%%

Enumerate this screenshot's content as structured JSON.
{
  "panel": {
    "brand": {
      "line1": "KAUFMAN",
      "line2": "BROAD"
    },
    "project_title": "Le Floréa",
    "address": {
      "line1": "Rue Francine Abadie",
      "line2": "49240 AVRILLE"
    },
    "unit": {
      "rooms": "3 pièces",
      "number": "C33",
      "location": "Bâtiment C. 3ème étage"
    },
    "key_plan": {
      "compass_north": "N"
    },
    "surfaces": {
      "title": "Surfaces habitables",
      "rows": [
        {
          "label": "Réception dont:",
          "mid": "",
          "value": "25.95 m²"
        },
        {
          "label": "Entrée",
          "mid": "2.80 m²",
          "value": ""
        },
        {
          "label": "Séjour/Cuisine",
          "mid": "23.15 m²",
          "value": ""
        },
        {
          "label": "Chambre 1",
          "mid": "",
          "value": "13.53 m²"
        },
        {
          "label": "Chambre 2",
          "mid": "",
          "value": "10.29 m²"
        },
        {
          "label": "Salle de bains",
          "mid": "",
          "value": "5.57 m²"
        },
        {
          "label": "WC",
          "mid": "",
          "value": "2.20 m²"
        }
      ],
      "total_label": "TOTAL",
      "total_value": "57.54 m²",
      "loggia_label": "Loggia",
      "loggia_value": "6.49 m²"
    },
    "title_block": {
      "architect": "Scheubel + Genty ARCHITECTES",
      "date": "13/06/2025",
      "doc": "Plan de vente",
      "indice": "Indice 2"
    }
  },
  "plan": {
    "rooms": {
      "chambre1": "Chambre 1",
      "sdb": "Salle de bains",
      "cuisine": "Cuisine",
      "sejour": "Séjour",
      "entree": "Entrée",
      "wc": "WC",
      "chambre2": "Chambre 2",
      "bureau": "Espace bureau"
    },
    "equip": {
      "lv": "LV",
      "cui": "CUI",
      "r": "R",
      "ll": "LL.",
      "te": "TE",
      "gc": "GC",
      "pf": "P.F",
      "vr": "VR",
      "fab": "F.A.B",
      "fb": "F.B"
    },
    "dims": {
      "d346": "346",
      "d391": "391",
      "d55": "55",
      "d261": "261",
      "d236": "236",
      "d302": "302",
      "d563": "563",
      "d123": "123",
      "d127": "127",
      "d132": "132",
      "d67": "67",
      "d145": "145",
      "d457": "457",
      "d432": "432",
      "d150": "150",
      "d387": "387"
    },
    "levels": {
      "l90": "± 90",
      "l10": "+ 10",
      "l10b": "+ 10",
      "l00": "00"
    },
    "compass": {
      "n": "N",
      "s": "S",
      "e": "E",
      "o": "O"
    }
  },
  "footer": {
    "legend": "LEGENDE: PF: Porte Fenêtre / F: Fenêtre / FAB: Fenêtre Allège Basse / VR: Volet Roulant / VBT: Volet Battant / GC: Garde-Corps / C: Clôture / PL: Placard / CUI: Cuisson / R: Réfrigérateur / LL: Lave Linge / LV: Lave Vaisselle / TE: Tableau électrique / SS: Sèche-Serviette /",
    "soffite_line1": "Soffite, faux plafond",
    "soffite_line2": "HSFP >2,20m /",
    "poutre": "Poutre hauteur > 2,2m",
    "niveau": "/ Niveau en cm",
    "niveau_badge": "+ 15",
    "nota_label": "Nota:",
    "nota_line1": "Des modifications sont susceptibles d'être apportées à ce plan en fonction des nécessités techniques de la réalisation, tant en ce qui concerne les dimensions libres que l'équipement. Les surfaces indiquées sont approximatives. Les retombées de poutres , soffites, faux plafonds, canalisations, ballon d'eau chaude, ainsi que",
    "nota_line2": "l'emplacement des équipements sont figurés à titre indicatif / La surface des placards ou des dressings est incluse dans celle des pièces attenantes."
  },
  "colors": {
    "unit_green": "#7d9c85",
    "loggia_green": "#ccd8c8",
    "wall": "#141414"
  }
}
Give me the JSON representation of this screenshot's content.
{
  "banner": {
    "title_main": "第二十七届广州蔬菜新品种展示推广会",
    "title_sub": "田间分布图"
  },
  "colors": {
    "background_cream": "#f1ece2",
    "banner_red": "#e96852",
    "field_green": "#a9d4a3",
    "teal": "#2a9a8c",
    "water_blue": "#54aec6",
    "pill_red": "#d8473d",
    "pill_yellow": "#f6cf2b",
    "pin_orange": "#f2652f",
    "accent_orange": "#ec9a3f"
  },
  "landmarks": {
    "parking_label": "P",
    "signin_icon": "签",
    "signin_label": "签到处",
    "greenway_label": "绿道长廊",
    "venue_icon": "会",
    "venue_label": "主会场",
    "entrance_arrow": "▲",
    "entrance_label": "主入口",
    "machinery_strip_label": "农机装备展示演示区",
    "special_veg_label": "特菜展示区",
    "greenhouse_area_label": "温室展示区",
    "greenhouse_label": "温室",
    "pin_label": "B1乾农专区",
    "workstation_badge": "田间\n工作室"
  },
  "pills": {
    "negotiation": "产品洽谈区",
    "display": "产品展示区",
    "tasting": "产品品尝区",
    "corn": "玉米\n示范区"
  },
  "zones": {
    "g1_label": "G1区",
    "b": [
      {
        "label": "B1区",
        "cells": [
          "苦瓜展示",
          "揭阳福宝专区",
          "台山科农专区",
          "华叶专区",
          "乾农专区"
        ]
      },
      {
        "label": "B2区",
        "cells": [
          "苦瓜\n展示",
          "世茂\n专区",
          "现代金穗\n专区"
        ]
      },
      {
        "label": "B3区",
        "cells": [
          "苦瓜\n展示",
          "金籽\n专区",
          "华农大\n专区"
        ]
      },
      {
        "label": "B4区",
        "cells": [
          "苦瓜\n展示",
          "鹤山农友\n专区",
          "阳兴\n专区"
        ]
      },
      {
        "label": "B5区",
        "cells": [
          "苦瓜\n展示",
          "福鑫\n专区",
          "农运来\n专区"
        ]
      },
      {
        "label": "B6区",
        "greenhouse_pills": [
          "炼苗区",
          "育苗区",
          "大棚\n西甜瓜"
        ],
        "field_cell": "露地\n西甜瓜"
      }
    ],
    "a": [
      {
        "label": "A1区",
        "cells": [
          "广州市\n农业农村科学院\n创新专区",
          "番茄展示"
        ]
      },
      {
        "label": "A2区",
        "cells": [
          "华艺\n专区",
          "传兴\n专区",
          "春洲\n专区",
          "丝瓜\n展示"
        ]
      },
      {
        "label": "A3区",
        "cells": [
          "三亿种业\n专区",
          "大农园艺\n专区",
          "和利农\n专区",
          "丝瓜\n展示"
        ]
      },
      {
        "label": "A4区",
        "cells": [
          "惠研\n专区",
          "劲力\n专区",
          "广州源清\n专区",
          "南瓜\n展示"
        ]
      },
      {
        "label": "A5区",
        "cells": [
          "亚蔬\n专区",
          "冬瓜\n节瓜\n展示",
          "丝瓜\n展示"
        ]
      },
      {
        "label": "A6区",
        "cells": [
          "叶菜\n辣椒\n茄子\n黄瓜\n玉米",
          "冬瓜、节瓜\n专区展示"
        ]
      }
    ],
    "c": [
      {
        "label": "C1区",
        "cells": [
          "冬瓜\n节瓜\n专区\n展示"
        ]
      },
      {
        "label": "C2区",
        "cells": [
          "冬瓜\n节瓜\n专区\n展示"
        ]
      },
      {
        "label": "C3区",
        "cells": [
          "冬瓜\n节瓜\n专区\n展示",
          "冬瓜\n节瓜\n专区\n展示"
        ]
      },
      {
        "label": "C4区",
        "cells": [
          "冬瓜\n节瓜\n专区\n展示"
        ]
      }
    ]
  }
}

%%

* _Requirements_
Take every line from the data above that holds "bains" and copy it out.

* _Solution to this task_
          "label": "Salle de bains",
      "sdb": "Salle de bains",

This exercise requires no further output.